--- WORK TO COMPLETE ---
Please extract the lines running from the start through the line that contains "List each element", copying each one exactly; begin at the first line and stop after the line with "List each element". Leave the pictures out of your answer.

--- DATA LINES ---
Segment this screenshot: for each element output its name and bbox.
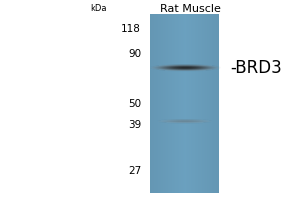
Text: 39: 39 [128, 120, 141, 130]
Text: 50: 50 [128, 99, 141, 109]
Text: 27: 27 [128, 166, 141, 176]
Text: kDa: kDa [91, 4, 107, 13]
Text: -BRD3: -BRD3 [230, 59, 282, 77]
Text: 90: 90 [128, 49, 141, 59]
Text: 118: 118 [121, 24, 141, 34]
Text: Rat Muscle: Rat Muscle [160, 4, 220, 14]
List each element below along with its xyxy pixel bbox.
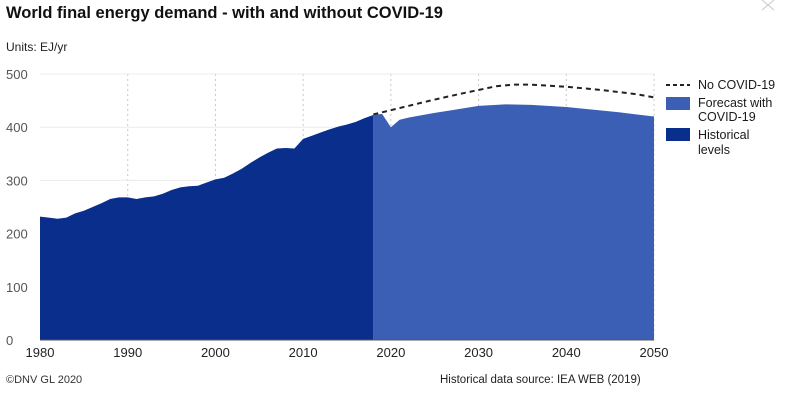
x-tick-label: 1980 xyxy=(26,345,55,360)
x-tick-label: 1990 xyxy=(113,345,142,360)
plot-lines xyxy=(373,83,655,116)
y-tick-label: 400 xyxy=(6,120,28,135)
x-tick-label: 2010 xyxy=(289,345,318,360)
units-label: Units: EJ/yr xyxy=(6,40,68,54)
chart-title: World final energy demand - with and wit… xyxy=(6,4,443,22)
y-tick-label: 100 xyxy=(6,280,28,295)
y-tick-label: 200 xyxy=(6,227,28,242)
legend-label-historical: Historical xyxy=(698,128,749,142)
x-tick-label: 2030 xyxy=(464,345,493,360)
plot-areas xyxy=(40,104,654,341)
legend-label-forecast: Forecast with xyxy=(698,96,772,110)
y-tick-label: 0 xyxy=(6,333,13,348)
legend-label-forecast: COVID-19 xyxy=(698,110,756,124)
axes: 0 100 200 300 400 500 1980 1990 2000 2010 2020 2030… xyxy=(6,67,668,360)
legend-label-no-covid: No COVID-19 xyxy=(698,78,775,92)
no-covid-line xyxy=(373,83,655,116)
legend-swatch-forecast xyxy=(666,97,690,110)
x-tick-label: 2040 xyxy=(552,345,581,360)
x-tick-label: 2000 xyxy=(201,345,230,360)
legend-label-historical: levels xyxy=(698,143,730,157)
close-icon[interactable] xyxy=(756,0,786,14)
y-tick-label: 300 xyxy=(6,173,28,188)
x-tick-label: 2050 xyxy=(640,345,669,360)
historical-area xyxy=(40,114,374,341)
forecast-area xyxy=(373,104,654,340)
copyright-note: ©DNV GL 2020 xyxy=(6,374,83,386)
source-note: Historical data source: IEA WEB (2019) xyxy=(440,374,641,386)
legend-swatch-historical xyxy=(666,128,690,141)
y-tick-label: 500 xyxy=(6,67,28,82)
x-tick-label: 2020 xyxy=(376,345,405,360)
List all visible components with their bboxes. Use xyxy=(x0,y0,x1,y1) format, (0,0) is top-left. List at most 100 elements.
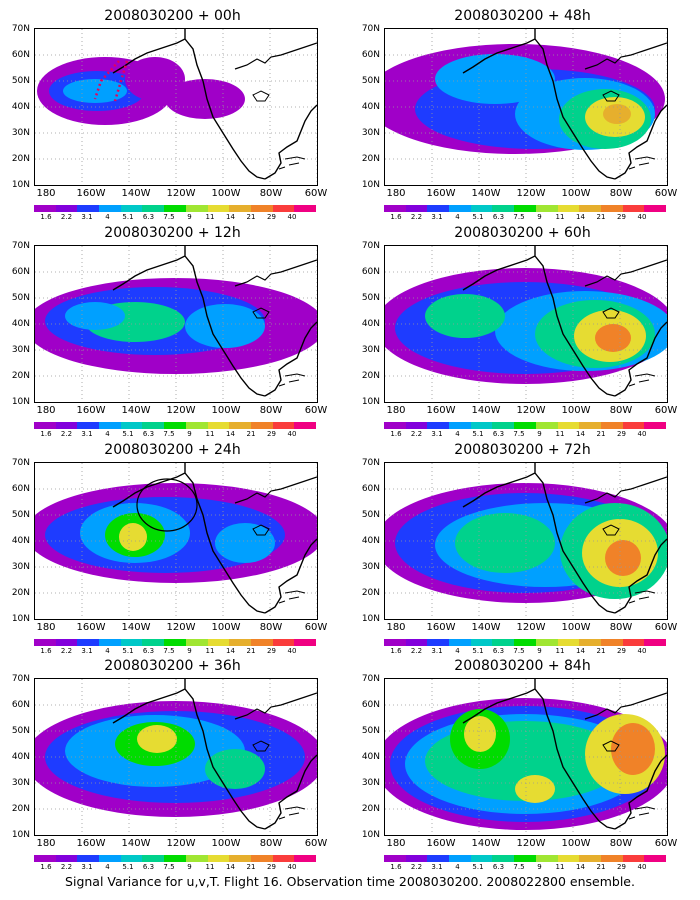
colorbar-swatch xyxy=(579,639,601,646)
colorbar-label: 2.2 xyxy=(60,647,73,655)
lon-label: 160W xyxy=(76,405,106,416)
colorbar-swatch xyxy=(142,422,165,429)
colorbar-labels: 1.6 2.2 3.1 4 5.1 6.3 7.5 9 11 14 21 29 40 xyxy=(34,431,316,439)
variance-field xyxy=(385,246,667,402)
lon-label: 160W xyxy=(426,405,456,416)
lon-label: 100W xyxy=(211,622,241,633)
lat-label: 70N xyxy=(361,674,380,684)
panel-60h: 2008030200 + 60h 70N 60N 50N 40N 30N 20N 10N 18… xyxy=(350,225,695,438)
colorbar-label: 40 xyxy=(637,430,647,438)
panel-title: 2008030200 + 12h xyxy=(104,225,241,241)
colorbar-label: 40 xyxy=(287,863,297,871)
colorbar-swatch xyxy=(250,639,273,646)
colorbar-label: 5.1 xyxy=(472,647,484,655)
colorbar-swatch xyxy=(644,639,666,646)
lon-label: 160W xyxy=(76,622,106,633)
map-plot xyxy=(384,28,668,186)
colorbar-label: 6.3 xyxy=(142,213,155,221)
coastline xyxy=(112,246,317,397)
colorbar-swatch xyxy=(384,422,406,429)
colorbar-label: 14 xyxy=(576,647,585,655)
colorbar-label: 21 xyxy=(246,647,256,655)
colorbar-label: 3.1 xyxy=(81,213,93,221)
colorbar-swatch xyxy=(405,205,428,212)
panel-title: 2008030200 + 60h xyxy=(454,225,591,241)
variance-contour xyxy=(119,523,147,551)
colorbar-swatch xyxy=(492,422,515,429)
map-plot xyxy=(34,462,318,620)
colorbar-swatch xyxy=(557,855,580,862)
colorbar xyxy=(384,205,666,212)
lon-label: 120W xyxy=(516,188,546,199)
lon-label: 60W xyxy=(304,188,328,199)
lon-label: 180 xyxy=(36,622,56,633)
lat-label: 30N xyxy=(361,562,380,572)
colorbar-label: 14 xyxy=(226,430,235,438)
colorbar-label: 5.1 xyxy=(472,430,484,438)
colorbar-label: 7.5 xyxy=(513,863,525,871)
variance-contour xyxy=(165,79,245,119)
lon-label: 100W xyxy=(211,188,241,199)
lon-label: 80W xyxy=(609,405,633,416)
colorbar-label: 5.1 xyxy=(122,647,134,655)
colorbar-label: 21 xyxy=(596,647,606,655)
colorbar-label: 5.1 xyxy=(122,863,134,871)
variance-contour xyxy=(65,302,125,330)
lon-label: 140W xyxy=(471,622,501,633)
colorbar-swatch xyxy=(449,205,471,212)
colorbar-label: 11 xyxy=(555,863,565,871)
colorbar-swatch xyxy=(600,855,623,862)
colorbar-swatch xyxy=(272,855,295,862)
colorbar-swatch xyxy=(384,639,406,646)
coastline xyxy=(462,246,667,397)
lat-label: 20N xyxy=(11,371,30,381)
lat-label: 60N xyxy=(11,700,30,710)
colorbar-swatch xyxy=(185,855,208,862)
colorbar-label: 6.3 xyxy=(492,863,505,871)
coastline xyxy=(112,679,317,830)
lon-label: 100W xyxy=(211,838,241,849)
colorbar-label: 29 xyxy=(617,213,626,221)
colorbar-swatch xyxy=(427,422,450,429)
variance-contour xyxy=(603,104,631,124)
colorbar-swatch xyxy=(600,205,623,212)
colorbar-swatch xyxy=(294,639,316,646)
colorbar-swatch xyxy=(185,639,208,646)
colorbar-swatch xyxy=(77,422,100,429)
colorbar-swatch xyxy=(600,639,623,646)
colorbar-swatch xyxy=(492,639,515,646)
variance-contour xyxy=(595,324,631,352)
colorbar-label: 3.1 xyxy=(431,430,443,438)
colorbar-label: 11 xyxy=(205,213,215,221)
colorbar-label: 6.3 xyxy=(142,863,155,871)
colorbar-label: 4 xyxy=(105,430,110,438)
colorbar-swatch xyxy=(535,205,558,212)
colorbar-swatch xyxy=(622,422,645,429)
colorbar-label: 3.1 xyxy=(431,213,443,221)
lat-label: 30N xyxy=(11,128,30,138)
lon-label: 180 xyxy=(36,188,56,199)
lon-label: 100W xyxy=(561,188,591,199)
lon-label: 120W xyxy=(516,622,546,633)
colorbar-label: 9 xyxy=(187,647,192,655)
colorbar-swatch xyxy=(229,639,251,646)
colorbar-label: 3.1 xyxy=(81,863,93,871)
colorbar-swatch xyxy=(142,205,165,212)
colorbar-swatch xyxy=(449,639,471,646)
variance-contour xyxy=(515,775,555,803)
lat-label: 70N xyxy=(11,458,30,468)
colorbar-swatch xyxy=(535,855,558,862)
lon-label: 160W xyxy=(76,838,106,849)
colorbar-label: 1.6 xyxy=(40,430,52,438)
lon-label: 140W xyxy=(121,622,151,633)
colorbar-swatch xyxy=(229,205,251,212)
colorbar-label: 29 xyxy=(617,863,626,871)
colorbar-swatch xyxy=(250,422,273,429)
lon-label: 180 xyxy=(36,405,56,416)
lon-label: 140W xyxy=(121,405,151,416)
lon-label: 100W xyxy=(561,838,591,849)
colorbar-label: 5.1 xyxy=(472,213,484,221)
colorbar-label: 21 xyxy=(246,863,256,871)
lat-label: 10N xyxy=(11,397,30,407)
colorbar-swatch xyxy=(449,855,471,862)
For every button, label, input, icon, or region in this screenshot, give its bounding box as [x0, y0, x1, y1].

--- FULL OUTPUT ---
Segment this screenshot: for each element output its name and bbox.
Text: 39: 39 [128, 120, 141, 130]
Text: 50: 50 [128, 99, 141, 109]
Text: 27: 27 [128, 166, 141, 176]
Text: kDa: kDa [91, 4, 107, 13]
Text: -BRD3: -BRD3 [230, 59, 282, 77]
Text: 90: 90 [128, 49, 141, 59]
Text: 118: 118 [121, 24, 141, 34]
Text: Rat Muscle: Rat Muscle [160, 4, 220, 14]
List each element below along with its xyxy pixel bbox.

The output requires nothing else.